Return every line of the material below that contains the string "button".

▬▬▬▬▬▬▬▬▬▬

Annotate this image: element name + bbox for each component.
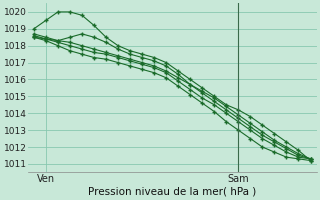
X-axis label: Pression niveau de la mer( hPa ): Pression niveau de la mer( hPa ) — [88, 187, 256, 197]
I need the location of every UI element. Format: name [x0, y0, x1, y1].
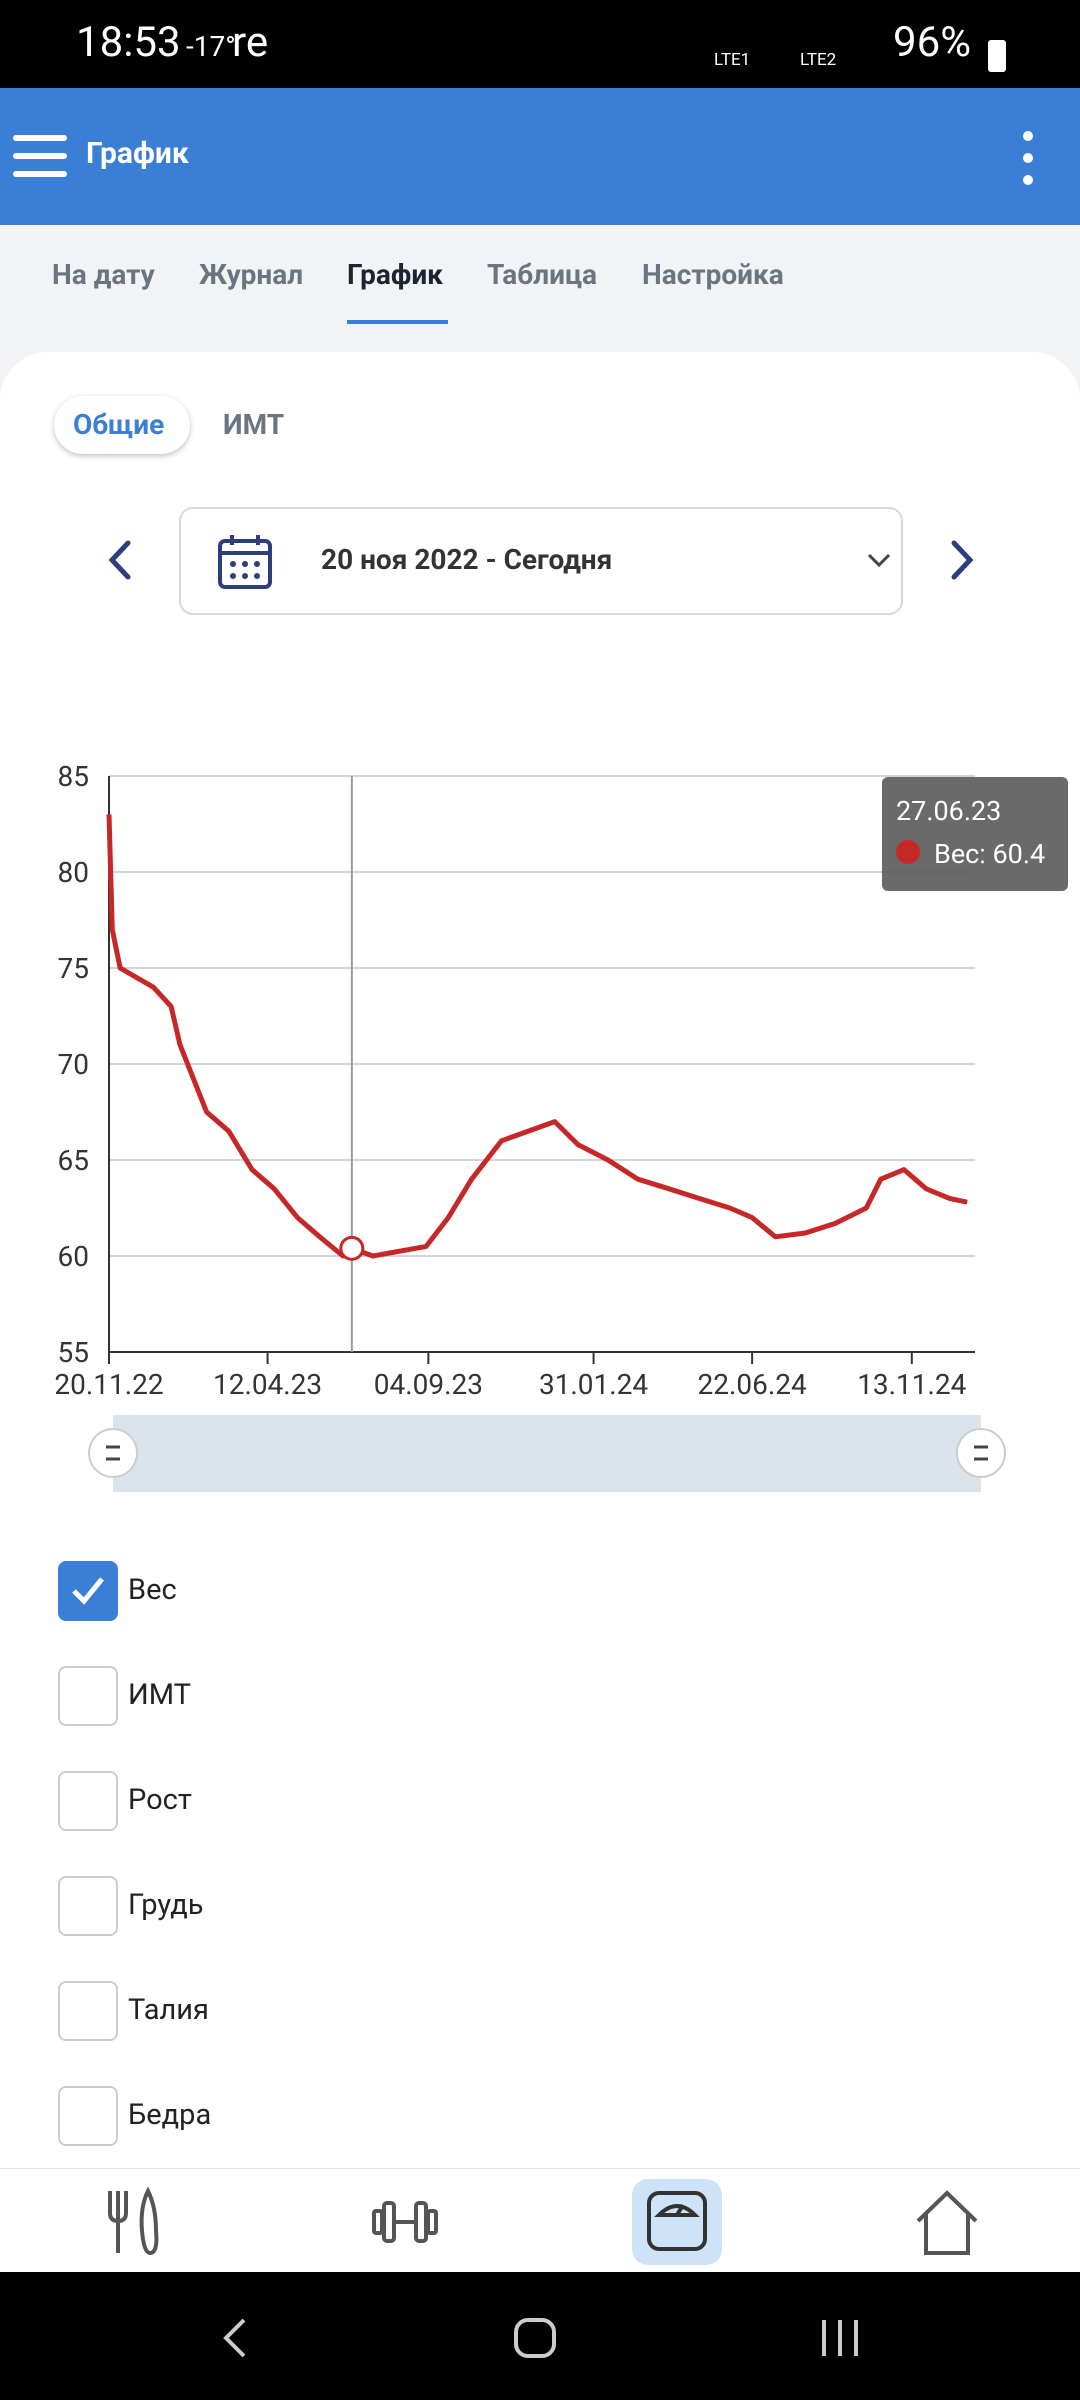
date-range: 20 ноя 2022 - Сегодня	[321, 543, 613, 576]
status-bar: 18:53 -17° re LTE1 LTE2 96%	[0, 0, 1080, 88]
recents-button[interactable]	[818, 2316, 862, 2360]
y-tick-label: 75	[58, 952, 89, 985]
chart: 55 60 65 70 75 80 85 20.11.22 12.04.23 04.09.23 31…	[54, 760, 1068, 1492]
y-tick-label: 65	[58, 1144, 89, 1177]
checkbox-label[interactable]: Грудь	[128, 1888, 204, 1922]
checkbox[interactable]	[58, 1666, 118, 1726]
tooltip-date: 27.06.23	[896, 795, 1001, 827]
navigator-handle-grip	[974, 1445, 988, 1461]
home-button[interactable]	[512, 2316, 560, 2360]
checkbox-label[interactable]: ИМТ	[128, 1678, 191, 1712]
tooltip-box	[882, 777, 1068, 891]
date-selector[interactable]	[179, 507, 903, 615]
checkbox[interactable]	[58, 1981, 118, 2041]
battery-icon	[988, 40, 1006, 72]
x-tick-label: 04.09.23	[374, 1368, 483, 1401]
bottom-nav	[0, 2168, 1080, 2273]
calendar-icon	[218, 535, 272, 589]
checkbox-label[interactable]: Бедра	[128, 2098, 212, 2132]
carrier: re	[232, 18, 269, 67]
next-button[interactable]	[942, 535, 982, 585]
x-tick-label: 31.01.24	[539, 1368, 648, 1401]
system-nav	[0, 2272, 1080, 2400]
network: LTE2	[800, 50, 837, 70]
back-button[interactable]	[220, 2316, 250, 2360]
app-title: График	[86, 136, 189, 171]
tooltip-value: Вес: 60.4	[934, 838, 1045, 870]
battery: 96%	[893, 18, 971, 67]
y-tick-label: 60	[58, 1240, 89, 1273]
checkbox-label[interactable]: Вес	[128, 1573, 177, 1607]
checkbox-label[interactable]: Талия	[128, 1993, 209, 2027]
tooltip-legend-dot	[896, 840, 920, 864]
y-tick-label: 85	[58, 760, 89, 793]
dropdown-arrow	[867, 553, 891, 568]
subtab-active[interactable]: Общие	[73, 408, 165, 441]
tab[interactable]: На дату	[52, 258, 155, 291]
more-button[interactable]	[1016, 128, 1040, 188]
y-tick-label: 55	[58, 1336, 89, 1369]
nav-food[interactable]	[100, 2187, 170, 2257]
checkbox[interactable]	[58, 1876, 118, 1936]
subtab-pill	[54, 396, 190, 454]
app-bar: График	[0, 88, 1080, 225]
x-tick-label: 20.11.22	[54, 1368, 163, 1401]
checkbox[interactable]	[58, 1771, 118, 1831]
nav-home[interactable]	[912, 2187, 982, 2257]
checkbox-label[interactable]: Рост	[128, 1783, 192, 1817]
time: 18:53	[76, 18, 181, 67]
x-tick-label: 12.04.23	[213, 1368, 322, 1401]
tab-indicator	[347, 320, 448, 324]
tab[interactable]: Настройка	[642, 258, 784, 291]
navigator-handle[interactable]	[956, 1428, 1006, 1478]
network: LTE1	[714, 50, 751, 70]
prev-button[interactable]	[100, 535, 140, 585]
x-tick-label: 22.06.24	[698, 1368, 807, 1401]
temperature: -17°	[186, 30, 236, 63]
checkbox[interactable]	[58, 2086, 118, 2146]
menu-button[interactable]	[12, 132, 68, 180]
navigator-handle[interactable]	[88, 1428, 138, 1478]
nav-scale[interactable]	[645, 2189, 709, 2253]
y-tick-label: 80	[58, 856, 89, 889]
tab[interactable]: Таблица	[487, 258, 598, 291]
tab-active[interactable]: График	[347, 258, 443, 291]
tab[interactable]: Журнал	[199, 258, 304, 291]
navigator	[113, 1415, 981, 1492]
navigator-handle-grip	[106, 1445, 120, 1461]
y-tick-label: 70	[58, 1048, 89, 1081]
data-line	[106, 814, 968, 1259]
hover-point	[339, 1235, 365, 1261]
check-mark	[72, 1577, 104, 1605]
nav-workout[interactable]	[370, 2197, 440, 2247]
content-card	[0, 352, 1080, 2172]
subtab[interactable]: ИМТ	[223, 408, 285, 441]
x-tick-label: 13.11.24	[857, 1368, 966, 1401]
checkbox[interactable]	[58, 1561, 118, 1621]
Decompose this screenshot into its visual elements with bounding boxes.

▬▬▬▬▬▬▬▬▬▬

| EXERCISE RESULT |
recents-button[interactable]	[818, 2316, 862, 2360]
home-button[interactable]	[512, 2316, 560, 2360]
next-button[interactable]	[942, 535, 982, 585]
back-button[interactable]	[220, 2316, 250, 2360]
more-button[interactable]	[1016, 128, 1040, 188]
prev-button[interactable]	[100, 535, 140, 585]
menu-button[interactable]	[12, 132, 68, 180]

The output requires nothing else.